[Required work]: Gather every line of the entries that includes the word "EXAMEN".

[Supplied data]:

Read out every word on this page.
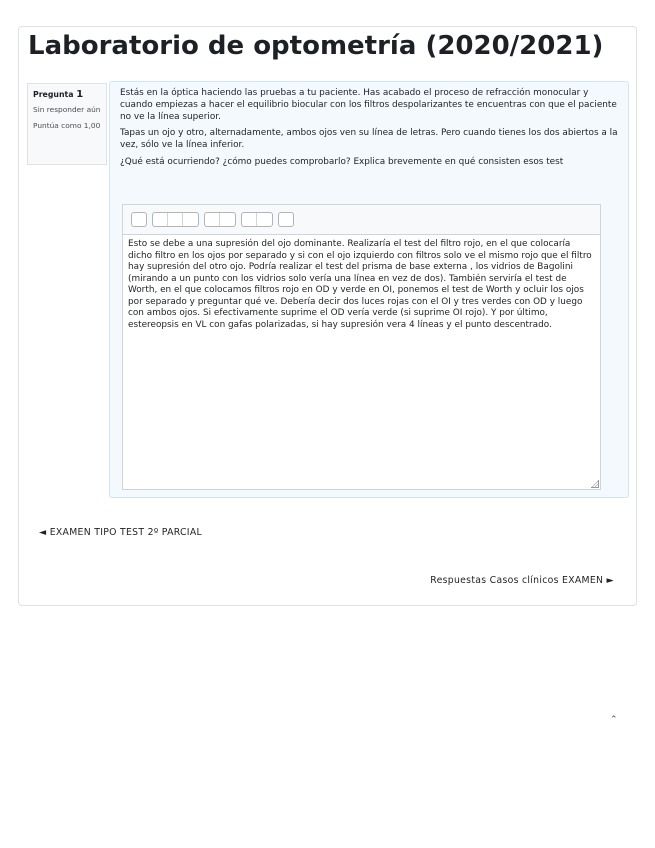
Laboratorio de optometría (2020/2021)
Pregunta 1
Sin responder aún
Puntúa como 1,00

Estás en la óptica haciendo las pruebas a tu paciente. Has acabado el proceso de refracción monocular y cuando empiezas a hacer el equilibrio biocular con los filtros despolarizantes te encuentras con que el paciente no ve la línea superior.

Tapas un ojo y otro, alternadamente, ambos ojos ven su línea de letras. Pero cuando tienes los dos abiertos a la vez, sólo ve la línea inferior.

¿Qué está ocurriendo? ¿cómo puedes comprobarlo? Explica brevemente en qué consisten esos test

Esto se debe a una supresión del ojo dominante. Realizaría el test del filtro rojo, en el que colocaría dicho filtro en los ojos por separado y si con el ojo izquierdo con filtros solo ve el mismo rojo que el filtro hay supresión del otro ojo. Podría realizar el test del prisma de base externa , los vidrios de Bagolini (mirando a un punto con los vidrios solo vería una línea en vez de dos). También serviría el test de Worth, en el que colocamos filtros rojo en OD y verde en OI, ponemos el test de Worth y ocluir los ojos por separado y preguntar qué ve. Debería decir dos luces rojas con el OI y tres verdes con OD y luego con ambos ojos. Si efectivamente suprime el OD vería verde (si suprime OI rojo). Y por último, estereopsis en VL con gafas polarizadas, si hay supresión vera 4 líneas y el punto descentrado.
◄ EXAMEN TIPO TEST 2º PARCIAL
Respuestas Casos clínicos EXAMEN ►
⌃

[Response below]:
◄ EXAMEN TIPO TEST 2º PARCIAL
Respuestas Casos clínicos EXAMEN ►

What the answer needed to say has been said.